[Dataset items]
--- Start ---
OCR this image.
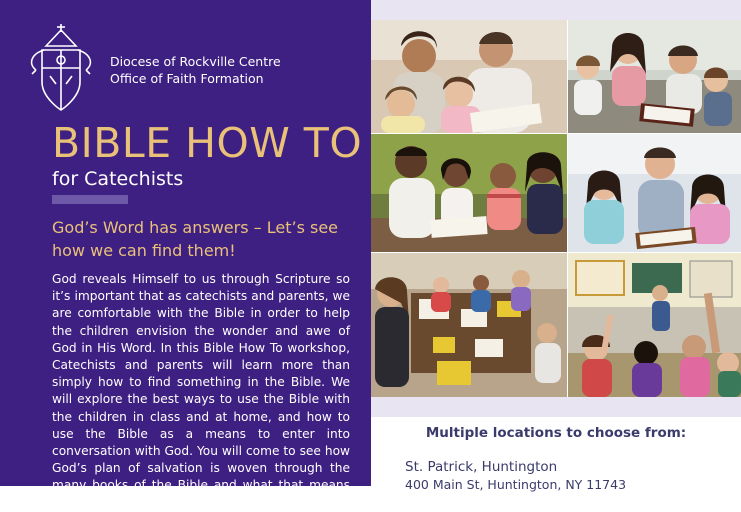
Diocese of Rockville Centre
Office of Faith Formation
BIBLE HOW TO
for Catechists
God’s Word has answers – Let’s see how we can find them!
God reveals Himself to us through Scripture so it’s important that as catechists and parents, we are comfortable with the Bible in order to help the children envision the wonder and awe of God in His Word. In this Bible How To workshop, Catechists and parents will learn more than simply how to find something in the Bible. We will explore the best ways to use the Bible with the children in class and at home, and how to use the Bible as a means to enter into conversation with God. You will come to see how God’s plan of salvation is woven through the many books of the Bible and what that means for your life and the lives of our children.
Multiple locations to choose from:
St. Patrick, Huntington
400 Main St, Huntington, NY 11743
--- End ---
JOB
Leaving the pictures aside, transcribe the entire listing exactly.

SOLUTION BELOW
OCR this image.
Diocese of Rockville Centre
Office of Faith Formation
BIBLE HOW TO
for Catechists
God’s Word has answers – Let’s see how we can find them!
God reveals Himself to us through Scripture so it’s important that as catechists and parents, we are comfortable with the Bible in order to help the children envision the wonder and awe of God in His Word. In this Bible How To workshop, Catechists and parents will learn more than simply how to find something in the Bible. We will explore the best ways to use the Bible with the children in class and at home, and how to use the Bible as a means to enter into conversation with God. You will come to see how God’s plan of salvation is woven through the many books of the Bible and what that means for your life and the lives of our children.
Multiple locations to choose from:
St. Patrick, Huntington
400 Main St, Huntington, NY 11743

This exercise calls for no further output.